→ Stored data entries
════════════════

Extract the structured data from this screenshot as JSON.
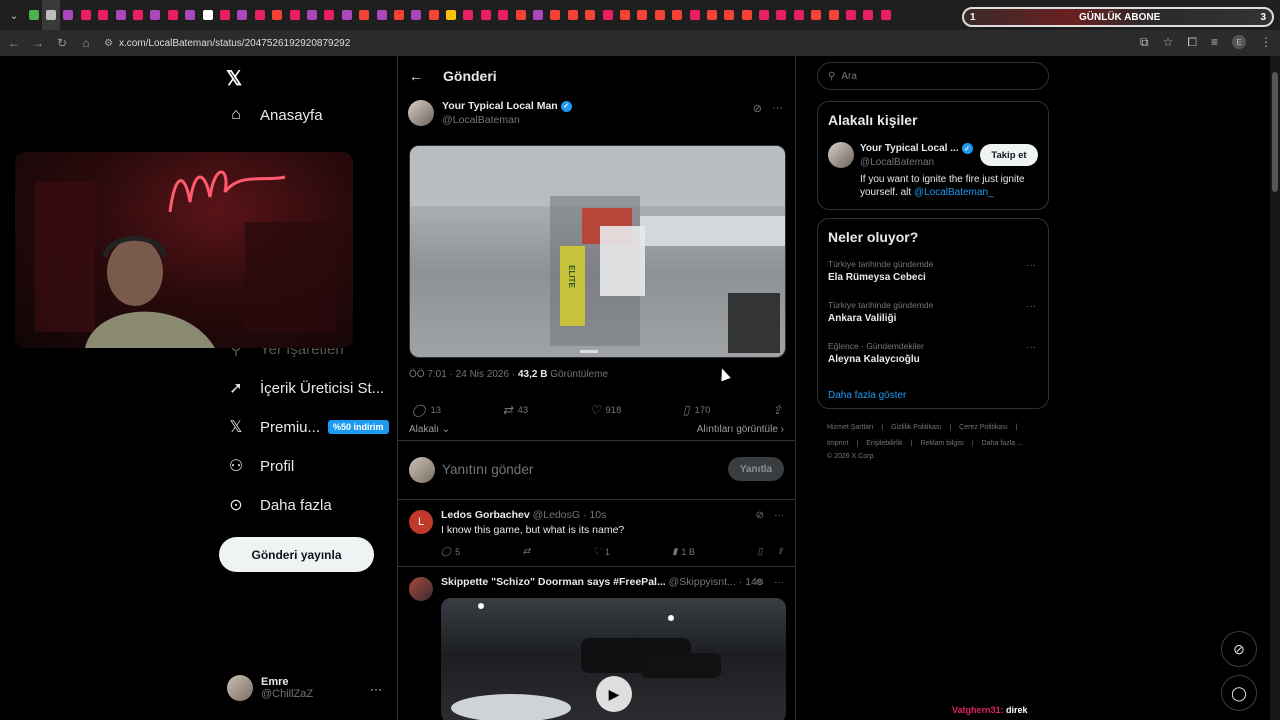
{
  "browser": {
    "url": "x.com/LocalBateman/status/2047526192920879292",
    "banner": {
      "left": "1",
      "title": "GÜNLÜK ABONE",
      "right": "3"
    },
    "tab_colors": [
      "#4caf50",
      "#bdbdbd",
      "#ab47bc",
      "#e91e63",
      "#e91e63",
      "#ab47bc",
      "#e91e63",
      "#ab47bc",
      "#e91e63",
      "#ab47bc",
      "#ffffff",
      "#e91e63",
      "#ab47bc",
      "#e91e63",
      "#f44336",
      "#e91e63",
      "#ab47bc",
      "#e91e63",
      "#ab47bc",
      "#f44336",
      "#ab47bc",
      "#f44336",
      "#ab47bc",
      "#f44336",
      "#ffc107",
      "#e91e63",
      "#e91e63",
      "#e91e63",
      "#f44336",
      "#ab47bc",
      "#f44336",
      "#f44336",
      "#f44336",
      "#e91e63",
      "#f44336",
      "#f44336",
      "#f44336",
      "#f44336",
      "#e91e63",
      "#f44336",
      "#f44336",
      "#f44336",
      "#e91e63",
      "#e91e63",
      "#e91e63",
      "#f44336",
      "#f44336",
      "#e91e63",
      "#e91e63",
      "#e91e63"
    ],
    "profile_letter": "E"
  },
  "sidebar": {
    "home": "Anasayfa",
    "partial": "Yer İşaretleri",
    "creator": "İçerik Üreticisi St...",
    "premium": "Premiu...",
    "premium_badge": "%50 indirim",
    "profile": "Profil",
    "more": "Daha fazla",
    "post_button": "Gönderi yayınla",
    "account_name": "Emre",
    "account_handle": "@ChillZaZ"
  },
  "post": {
    "header": "Gönderi",
    "author_name": "Your Typical Local Man",
    "author_handle": "@LocalBateman",
    "time": "ÖÖ 7:01 · 24 Nis 2026 · ",
    "views_count": "43,2 B",
    "views_label": " Görüntüleme",
    "replies": "13",
    "reposts": "43",
    "likes": "918",
    "bookmarks": "170",
    "filter_left": "Alakalı ⌄",
    "filter_right": "Alıntıları görüntüle ›",
    "reply_placeholder": "Yanıtını gönder",
    "reply_button": "Yanıtla",
    "game_label": "ELITE"
  },
  "replies": [
    {
      "avatar_letter": "L",
      "name": "Ledos Gorbachev",
      "handle": "@LedosG · 10s",
      "text": "I know this game, but what is its name?",
      "comments": "5",
      "likes": "1",
      "views": "1 B"
    },
    {
      "name": "Skippette \"Schizo\" Doorman says #FreePal...",
      "handle": "@Skippyisnt... · 14s"
    }
  ],
  "right": {
    "search_placeholder": "Ara",
    "who_title": "Alakalı kişiler",
    "who_name": "Your Typical Local ...",
    "who_handle": "@LocalBateman",
    "follow": "Takip et",
    "who_bio": "If you want to ignite the fire just ignite yourself. alt ",
    "who_bio_link": "@LocalBateman_",
    "trends_title": "Neler oluyor?",
    "trends": [
      {
        "context": "Türkiye tarihinde gündemde",
        "name": "Ela Rümeysa Cebeci"
      },
      {
        "context": "Türkiye tarihinde gündemde",
        "name": "Ankara Valiliği"
      },
      {
        "context": "Eğlence · Gündemdekiler",
        "name": "Aleyna Kalaycıoğlu"
      }
    ],
    "show_more": "Daha fazla göster",
    "footer1": [
      "Hizmet Şartları",
      "|",
      "Gizlilik Politikası",
      "|",
      "Çerez Politikası",
      "|"
    ],
    "footer2": [
      "Imprint",
      "|",
      "Erişilebilirlik",
      "|",
      "Reklam bilgisi",
      "|",
      "Daha fazla ..."
    ],
    "copyright": "© 2026 X Corp."
  },
  "chat": {
    "user": "Vatghern31:",
    "message": " direk"
  }
}
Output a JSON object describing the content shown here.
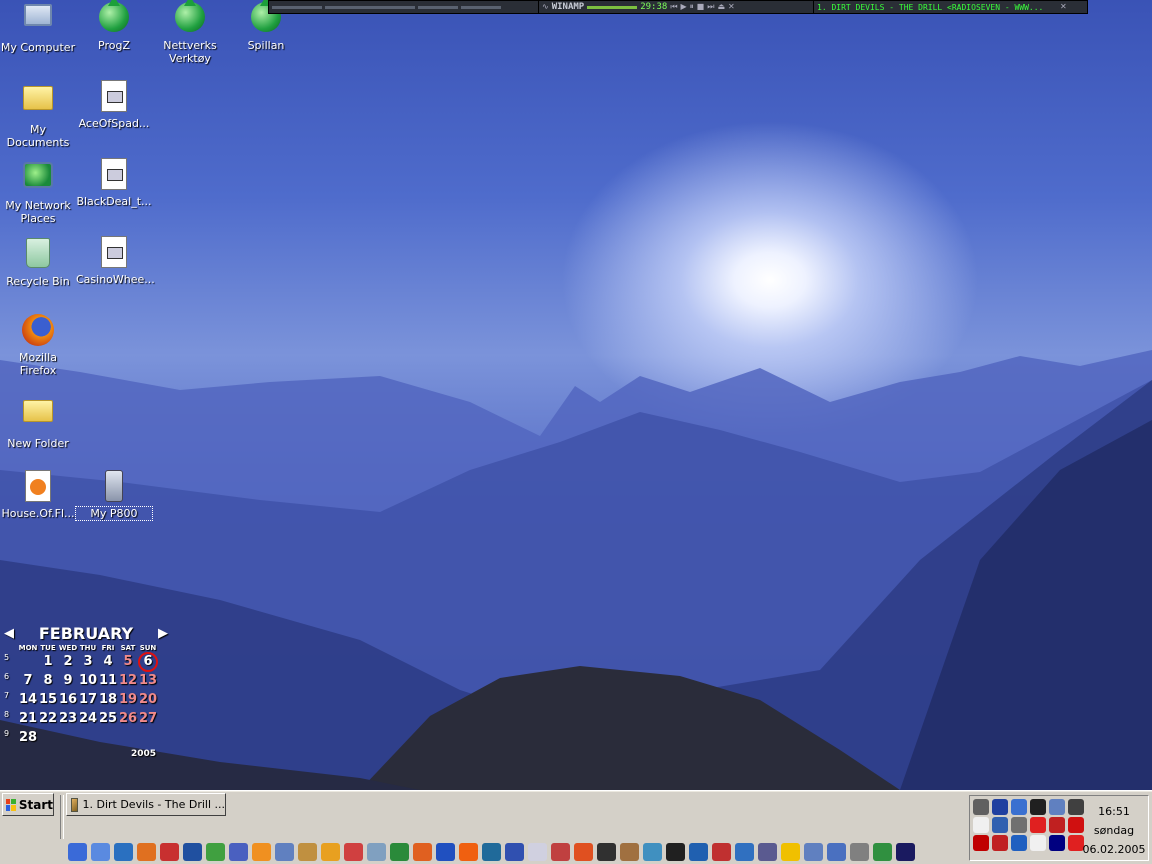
{
  "desktop": {
    "icons": [
      {
        "label": "My Computer",
        "icon": "computer-icon"
      },
      {
        "label": "ProgZ",
        "icon": "globe-shortcut-icon"
      },
      {
        "label": "Nettverks Verktøy",
        "icon": "globe-shortcut-icon"
      },
      {
        "label": "Spillan",
        "icon": "globe-shortcut-icon"
      },
      {
        "label": "My Documents",
        "icon": "documents-folder-icon"
      },
      {
        "label": "AceOfSpad...",
        "icon": "executable-file-icon"
      },
      {
        "label": "My Network Places",
        "icon": "network-icon"
      },
      {
        "label": "BlackDeal_t...",
        "icon": "executable-file-icon"
      },
      {
        "label": "Recycle Bin",
        "icon": "recycle-bin-icon"
      },
      {
        "label": "CasinoWhee...",
        "icon": "executable-file-icon"
      },
      {
        "label": "Mozilla Firefox",
        "icon": "firefox-icon"
      },
      {
        "label": "New Folder",
        "icon": "folder-icon"
      },
      {
        "label": "House.Of.Fl...",
        "icon": "media-file-icon"
      },
      {
        "label": "My P800",
        "icon": "phone-icon"
      }
    ]
  },
  "winamp": {
    "title": "WINAMP",
    "time": "29:38",
    "song": "1. DIRT DEVILS - THE DRILL <RADIOSEVEN - WWW..."
  },
  "calendar": {
    "month": "FEBRUARY",
    "year": "2005",
    "weekdays": [
      "MON",
      "TUE",
      "WED",
      "THU",
      "FRI",
      "SAT",
      "SUN"
    ],
    "weeks": [
      {
        "num": "5",
        "days": [
          "",
          "1",
          "2",
          "3",
          "4",
          "5",
          "6"
        ]
      },
      {
        "num": "6",
        "days": [
          "7",
          "8",
          "9",
          "10",
          "11",
          "12",
          "13"
        ]
      },
      {
        "num": "7",
        "days": [
          "14",
          "15",
          "16",
          "17",
          "18",
          "19",
          "20"
        ]
      },
      {
        "num": "8",
        "days": [
          "21",
          "22",
          "23",
          "24",
          "25",
          "26",
          "27"
        ]
      },
      {
        "num": "9",
        "days": [
          "28",
          "",
          "",
          "",
          "",
          "",
          ""
        ]
      }
    ],
    "today": "6"
  },
  "taskbar": {
    "start_label": "Start",
    "task_label": "1. Dirt Devils - The Drill ...",
    "quick_launch_count": 37,
    "tray_icon_count": 18,
    "clock": {
      "time": "16:51",
      "day": "søndag",
      "date": "06.02.2005"
    }
  },
  "colors": {
    "weekend": "#f08a8a",
    "today_ring": "#e01010",
    "taskbar": "#d4d0c8"
  }
}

════════════════

→ What to produce
Leave out every picture and copy the rest of the records exactly.

→ Solution to this task
Extract the structured data from this screenshot as JSON.
{
  "browser": {
    "url": "x.com/LocalBateman/status/2047526192920879292",
    "banner": {
      "left": "1",
      "title": "GÜNLÜK ABONE",
      "right": "3"
    },
    "tab_colors": [
      "#4caf50",
      "#bdbdbd",
      "#ab47bc",
      "#e91e63",
      "#e91e63",
      "#ab47bc",
      "#e91e63",
      "#ab47bc",
      "#e91e63",
      "#ab47bc",
      "#ffffff",
      "#e91e63",
      "#ab47bc",
      "#e91e63",
      "#f44336",
      "#e91e63",
      "#ab47bc",
      "#e91e63",
      "#ab47bc",
      "#f44336",
      "#ab47bc",
      "#f44336",
      "#ab47bc",
      "#f44336",
      "#ffc107",
      "#e91e63",
      "#e91e63",
      "#e91e63",
      "#f44336",
      "#ab47bc",
      "#f44336",
      "#f44336",
      "#f44336",
      "#e91e63",
      "#f44336",
      "#f44336",
      "#f44336",
      "#f44336",
      "#e91e63",
      "#f44336",
      "#f44336",
      "#f44336",
      "#e91e63",
      "#e91e63",
      "#e91e63",
      "#f44336",
      "#f44336",
      "#e91e63",
      "#e91e63",
      "#e91e63"
    ],
    "profile_letter": "E"
  },
  "sidebar": {
    "home": "Anasayfa",
    "partial": "Yer İşaretleri",
    "creator": "İçerik Üreticisi St...",
    "premium": "Premiu...",
    "premium_badge": "%50 indirim",
    "profile": "Profil",
    "more": "Daha fazla",
    "post_button": "Gönderi yayınla",
    "account_name": "Emre",
    "account_handle": "@ChillZaZ"
  },
  "post": {
    "header": "Gönderi",
    "author_name": "Your Typical Local Man",
    "author_handle": "@LocalBateman",
    "time": "ÖÖ 7:01 · 24 Nis 2026 · ",
    "views_count": "43,2 B",
    "views_label": " Görüntüleme",
    "replies": "13",
    "reposts": "43",
    "likes": "918",
    "bookmarks": "170",
    "filter_left": "Alakalı ⌄",
    "filter_right": "Alıntıları görüntüle ›",
    "reply_placeholder": "Yanıtını gönder",
    "reply_button": "Yanıtla",
    "game_label": "ELITE"
  },
  "replies": [
    {
      "avatar_letter": "L",
      "name": "Ledos Gorbachev",
      "handle": "@LedosG · 10s",
      "text": "I know this game, but what is its name?",
      "comments": "5",
      "likes": "1",
      "views": "1 B"
    },
    {
      "name": "Skippette \"Schizo\" Doorman says #FreePal...",
      "handle": "@Skippyisnt... · 14s"
    }
  ],
  "right": {
    "search_placeholder": "Ara",
    "who_title": "Alakalı kişiler",
    "who_name": "Your Typical Local ...",
    "who_handle": "@LocalBateman",
    "follow": "Takip et",
    "who_bio": "If you want to ignite the fire just ignite yourself. alt ",
    "who_bio_link": "@LocalBateman_",
    "trends_title": "Neler oluyor?",
    "trends": [
      {
        "context": "Türkiye tarihinde gündemde",
        "name": "Ela Rümeysa Cebeci"
      },
      {
        "context": "Türkiye tarihinde gündemde",
        "name": "Ankara Valiliği"
      },
      {
        "context": "Eğlence · Gündemdekiler",
        "name": "Aleyna Kalaycıoğlu"
      }
    ],
    "show_more": "Daha fazla göster",
    "footer1": [
      "Hizmet Şartları",
      "|",
      "Gizlilik Politikası",
      "|",
      "Çerez Politikası",
      "|"
    ],
    "footer2": [
      "Imprint",
      "|",
      "Erişilebilirlik",
      "|",
      "Reklam bilgisi",
      "|",
      "Daha fazla ..."
    ],
    "copyright": "© 2026 X Corp."
  },
  "chat": {
    "user": "Vatghern31:",
    "message": " direk"
  }
}
Output a JSON object describing the content shown here.
{
  "desktop": {
    "icons": [
      {
        "label": "My Computer",
        "icon": "computer-icon"
      },
      {
        "label": "ProgZ",
        "icon": "globe-shortcut-icon"
      },
      {
        "label": "Nettverks Verktøy",
        "icon": "globe-shortcut-icon"
      },
      {
        "label": "Spillan",
        "icon": "globe-shortcut-icon"
      },
      {
        "label": "My Documents",
        "icon": "documents-folder-icon"
      },
      {
        "label": "AceOfSpad...",
        "icon": "executable-file-icon"
      },
      {
        "label": "My Network Places",
        "icon": "network-icon"
      },
      {
        "label": "BlackDeal_t...",
        "icon": "executable-file-icon"
      },
      {
        "label": "Recycle Bin",
        "icon": "recycle-bin-icon"
      },
      {
        "label": "CasinoWhee...",
        "icon": "executable-file-icon"
      },
      {
        "label": "Mozilla Firefox",
        "icon": "firefox-icon"
      },
      {
        "label": "New Folder",
        "icon": "folder-icon"
      },
      {
        "label": "House.Of.Fl...",
        "icon": "media-file-icon"
      },
      {
        "label": "My P800",
        "icon": "phone-icon"
      }
    ]
  },
  "winamp": {
    "title": "WINAMP",
    "time": "29:38",
    "song": "1. DIRT DEVILS - THE DRILL <RADIOSEVEN - WWW..."
  },
  "calendar": {
    "month": "FEBRUARY",
    "year": "2005",
    "weekdays": [
      "MON",
      "TUE",
      "WED",
      "THU",
      "FRI",
      "SAT",
      "SUN"
    ],
    "weeks": [
      {
        "num": "5",
        "days": [
          "",
          "1",
          "2",
          "3",
          "4",
          "5",
          "6"
        ]
      },
      {
        "num": "6",
        "days": [
          "7",
          "8",
          "9",
          "10",
          "11",
          "12",
          "13"
        ]
      },
      {
        "num": "7",
        "days": [
          "14",
          "15",
          "16",
          "17",
          "18",
          "19",
          "20"
        ]
      },
      {
        "num": "8",
        "days": [
          "21",
          "22",
          "23",
          "24",
          "25",
          "26",
          "27"
        ]
      },
      {
        "num": "9",
        "days": [
          "28",
          "",
          "",
          "",
          "",
          "",
          ""
        ]
      }
    ],
    "today": "6"
  },
  "taskbar": {
    "start_label": "Start",
    "task_label": "1. Dirt Devils - The Drill ...",
    "quick_launch_count": 37,
    "tray_icon_count": 18,
    "clock": {
      "time": "16:51",
      "day": "søndag",
      "date": "06.02.2005"
    }
  },
  "colors": {
    "weekend": "#f08a8a",
    "today_ring": "#e01010",
    "taskbar": "#d4d0c8"
  }
}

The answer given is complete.